## Text
....

Die Meinung der Redaktion zu Farid Bangs „Blut“

Farid-Bang-Blut-Cover-400x400Schon mit der zur Ankündigung erschienen ersten Single „100 Bars“ machte Farid Bang klar, dass sein siebtes Solo-Album etwas anders ausfallen würde als seine Vorgänger. Weniger angriffslustig gegen die übrige Deutsche Rapszene, dafür überlegter. Mit an Bord sind auch einige Featuregäste, unter anderem die Labelkollegen Summer Cem, KC Rebell, der JBG-Partner Kollegah, Julian Williams und Xavier Naidoo. Aus Übersee gibt es Unterstützung von Fat Joe.

Farid Bang – „Blut“ kaufen

 

Das sagt die BACKSPIN Gang!

....

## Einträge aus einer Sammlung
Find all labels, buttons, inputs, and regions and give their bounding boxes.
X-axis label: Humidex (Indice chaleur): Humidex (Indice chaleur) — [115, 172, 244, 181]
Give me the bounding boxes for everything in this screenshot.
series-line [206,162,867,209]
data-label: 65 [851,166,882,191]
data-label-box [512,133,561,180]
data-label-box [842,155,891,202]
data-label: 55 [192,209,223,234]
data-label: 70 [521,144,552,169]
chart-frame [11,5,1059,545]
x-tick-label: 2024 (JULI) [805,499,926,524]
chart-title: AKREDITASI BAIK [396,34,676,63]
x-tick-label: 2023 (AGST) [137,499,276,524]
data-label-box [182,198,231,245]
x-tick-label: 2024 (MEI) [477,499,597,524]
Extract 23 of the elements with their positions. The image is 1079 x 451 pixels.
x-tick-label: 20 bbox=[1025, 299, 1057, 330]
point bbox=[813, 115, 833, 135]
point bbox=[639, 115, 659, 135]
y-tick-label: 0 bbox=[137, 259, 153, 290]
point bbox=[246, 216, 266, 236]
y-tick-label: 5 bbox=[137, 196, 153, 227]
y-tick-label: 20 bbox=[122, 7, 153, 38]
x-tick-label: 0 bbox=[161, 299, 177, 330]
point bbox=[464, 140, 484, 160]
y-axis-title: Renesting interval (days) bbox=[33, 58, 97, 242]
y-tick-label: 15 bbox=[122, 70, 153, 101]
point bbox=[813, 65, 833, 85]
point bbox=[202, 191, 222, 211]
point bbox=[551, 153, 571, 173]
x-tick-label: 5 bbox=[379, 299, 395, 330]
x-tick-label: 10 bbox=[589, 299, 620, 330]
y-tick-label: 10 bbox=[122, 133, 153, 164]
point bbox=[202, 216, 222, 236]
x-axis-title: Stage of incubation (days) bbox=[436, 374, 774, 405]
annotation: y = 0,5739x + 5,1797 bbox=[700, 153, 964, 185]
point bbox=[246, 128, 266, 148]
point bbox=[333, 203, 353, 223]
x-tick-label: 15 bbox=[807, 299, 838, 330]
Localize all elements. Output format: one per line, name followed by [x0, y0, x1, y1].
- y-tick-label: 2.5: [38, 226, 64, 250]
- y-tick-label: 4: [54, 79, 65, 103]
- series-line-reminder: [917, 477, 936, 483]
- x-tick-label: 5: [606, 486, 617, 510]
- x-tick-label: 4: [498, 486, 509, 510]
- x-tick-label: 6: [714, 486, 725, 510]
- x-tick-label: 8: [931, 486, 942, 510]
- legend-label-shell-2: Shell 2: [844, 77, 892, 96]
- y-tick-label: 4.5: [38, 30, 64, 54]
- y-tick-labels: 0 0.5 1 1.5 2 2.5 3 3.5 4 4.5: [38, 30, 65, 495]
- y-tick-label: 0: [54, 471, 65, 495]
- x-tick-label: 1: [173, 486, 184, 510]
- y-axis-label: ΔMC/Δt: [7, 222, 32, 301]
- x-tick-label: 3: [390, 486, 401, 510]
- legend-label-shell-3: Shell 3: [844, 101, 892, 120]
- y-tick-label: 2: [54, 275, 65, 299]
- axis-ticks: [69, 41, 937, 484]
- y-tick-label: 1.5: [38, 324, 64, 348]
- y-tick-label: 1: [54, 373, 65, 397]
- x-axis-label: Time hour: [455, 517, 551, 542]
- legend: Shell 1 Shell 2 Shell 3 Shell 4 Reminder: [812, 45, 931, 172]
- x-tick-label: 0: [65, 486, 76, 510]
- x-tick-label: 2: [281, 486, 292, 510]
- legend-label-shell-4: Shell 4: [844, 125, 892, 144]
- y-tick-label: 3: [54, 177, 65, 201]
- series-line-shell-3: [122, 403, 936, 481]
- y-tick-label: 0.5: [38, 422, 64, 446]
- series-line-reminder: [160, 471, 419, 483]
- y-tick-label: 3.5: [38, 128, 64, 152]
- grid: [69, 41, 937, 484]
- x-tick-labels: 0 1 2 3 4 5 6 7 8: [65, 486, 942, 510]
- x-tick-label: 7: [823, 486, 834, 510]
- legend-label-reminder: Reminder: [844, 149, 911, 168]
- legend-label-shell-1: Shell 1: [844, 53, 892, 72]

....

## Aufgabendetails
Beantworte die folgenden Fragen zum Text über Farid Bangs Album „Blut“:
1. Wie heißt die erste Single, die zur Ankündigung erschien?
2. Das wievielte Solo-Album von Farid Bang ist „Blut“?
3. Von wem kommt die Unterstützung aus Übersee?
Die Auflistung stammt aus einer anderen Quelle.

## Antwort zur Aufgabe
1. „100 Bars“
2. Das siebte
3. Von Fat Joe